▶ Task details
Find every line in the records below that holds the word "ファクシミリ", and copy each one.

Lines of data

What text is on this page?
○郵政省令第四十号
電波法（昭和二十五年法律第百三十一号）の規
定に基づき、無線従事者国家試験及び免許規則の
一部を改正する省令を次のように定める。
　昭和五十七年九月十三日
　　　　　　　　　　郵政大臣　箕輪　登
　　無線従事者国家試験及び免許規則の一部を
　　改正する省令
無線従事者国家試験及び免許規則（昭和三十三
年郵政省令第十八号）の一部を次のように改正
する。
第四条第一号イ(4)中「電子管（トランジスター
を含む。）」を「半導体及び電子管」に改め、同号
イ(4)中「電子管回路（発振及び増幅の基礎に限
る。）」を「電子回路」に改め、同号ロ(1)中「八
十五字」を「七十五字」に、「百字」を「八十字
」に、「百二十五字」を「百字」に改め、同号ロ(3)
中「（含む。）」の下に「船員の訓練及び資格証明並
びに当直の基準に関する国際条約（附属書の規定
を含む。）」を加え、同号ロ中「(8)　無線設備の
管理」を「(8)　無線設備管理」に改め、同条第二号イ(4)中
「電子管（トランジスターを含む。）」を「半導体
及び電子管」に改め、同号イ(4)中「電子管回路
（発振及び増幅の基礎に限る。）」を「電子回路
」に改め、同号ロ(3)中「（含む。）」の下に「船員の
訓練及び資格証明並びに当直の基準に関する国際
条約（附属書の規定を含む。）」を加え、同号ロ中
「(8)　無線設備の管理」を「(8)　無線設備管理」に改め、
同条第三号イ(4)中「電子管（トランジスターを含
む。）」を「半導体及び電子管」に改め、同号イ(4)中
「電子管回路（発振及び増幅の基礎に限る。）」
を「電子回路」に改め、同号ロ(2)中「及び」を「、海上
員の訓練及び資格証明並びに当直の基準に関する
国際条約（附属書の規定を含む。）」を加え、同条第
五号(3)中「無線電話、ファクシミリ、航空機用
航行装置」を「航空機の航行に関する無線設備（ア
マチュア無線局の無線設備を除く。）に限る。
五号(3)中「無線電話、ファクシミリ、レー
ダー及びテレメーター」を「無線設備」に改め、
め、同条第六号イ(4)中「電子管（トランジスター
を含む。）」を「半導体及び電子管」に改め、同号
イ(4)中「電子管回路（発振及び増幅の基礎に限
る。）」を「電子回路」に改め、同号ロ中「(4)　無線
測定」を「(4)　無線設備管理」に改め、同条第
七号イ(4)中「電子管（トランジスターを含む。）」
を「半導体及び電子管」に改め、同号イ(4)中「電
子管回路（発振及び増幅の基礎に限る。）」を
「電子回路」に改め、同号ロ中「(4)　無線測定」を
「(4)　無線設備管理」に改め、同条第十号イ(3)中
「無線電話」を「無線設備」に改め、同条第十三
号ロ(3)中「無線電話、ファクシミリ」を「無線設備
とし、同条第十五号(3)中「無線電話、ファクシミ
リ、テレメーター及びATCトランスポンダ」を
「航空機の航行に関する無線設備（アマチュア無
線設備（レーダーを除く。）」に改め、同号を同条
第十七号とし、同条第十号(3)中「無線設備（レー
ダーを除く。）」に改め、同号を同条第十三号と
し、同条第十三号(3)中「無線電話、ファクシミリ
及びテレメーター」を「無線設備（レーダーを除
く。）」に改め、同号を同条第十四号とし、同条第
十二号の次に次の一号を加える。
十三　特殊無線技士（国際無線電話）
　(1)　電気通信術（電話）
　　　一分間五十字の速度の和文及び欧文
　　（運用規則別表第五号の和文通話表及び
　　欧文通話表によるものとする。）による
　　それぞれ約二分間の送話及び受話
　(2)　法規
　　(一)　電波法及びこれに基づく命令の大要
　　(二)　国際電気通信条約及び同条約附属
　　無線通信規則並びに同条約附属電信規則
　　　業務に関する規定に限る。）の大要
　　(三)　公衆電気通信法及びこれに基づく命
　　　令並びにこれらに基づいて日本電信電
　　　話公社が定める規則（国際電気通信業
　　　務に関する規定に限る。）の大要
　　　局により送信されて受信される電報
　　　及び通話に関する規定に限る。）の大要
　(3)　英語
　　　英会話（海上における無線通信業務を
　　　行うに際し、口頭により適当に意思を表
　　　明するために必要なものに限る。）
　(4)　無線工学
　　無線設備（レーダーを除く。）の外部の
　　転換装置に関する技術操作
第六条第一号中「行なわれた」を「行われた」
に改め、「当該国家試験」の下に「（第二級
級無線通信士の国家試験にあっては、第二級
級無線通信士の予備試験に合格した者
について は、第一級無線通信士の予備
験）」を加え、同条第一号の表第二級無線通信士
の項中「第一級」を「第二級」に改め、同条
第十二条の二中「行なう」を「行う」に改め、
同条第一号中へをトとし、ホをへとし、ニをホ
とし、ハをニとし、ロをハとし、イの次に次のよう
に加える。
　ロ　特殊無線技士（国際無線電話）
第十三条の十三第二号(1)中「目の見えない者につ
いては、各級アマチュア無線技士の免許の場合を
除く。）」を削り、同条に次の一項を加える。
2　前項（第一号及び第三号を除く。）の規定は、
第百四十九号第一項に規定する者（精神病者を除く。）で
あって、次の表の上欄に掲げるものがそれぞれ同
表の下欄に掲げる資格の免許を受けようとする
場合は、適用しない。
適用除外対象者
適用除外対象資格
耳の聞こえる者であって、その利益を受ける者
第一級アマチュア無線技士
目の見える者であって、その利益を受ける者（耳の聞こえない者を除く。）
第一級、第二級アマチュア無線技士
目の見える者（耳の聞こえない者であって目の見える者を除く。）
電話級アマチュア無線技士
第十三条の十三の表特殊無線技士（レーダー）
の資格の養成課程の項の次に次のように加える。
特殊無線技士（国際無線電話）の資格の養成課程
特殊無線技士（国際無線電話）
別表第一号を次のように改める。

▶ Response to the exercise
五号(3)中「無線電話、ファクシミリ、航空機用
五号(3)中「無線電話、ファクシミリ、レー
号ロ(3)中「無線電話、ファクシミリ」を「無線設備
し、同条第十三号(3)中「無線電話、ファクシミリ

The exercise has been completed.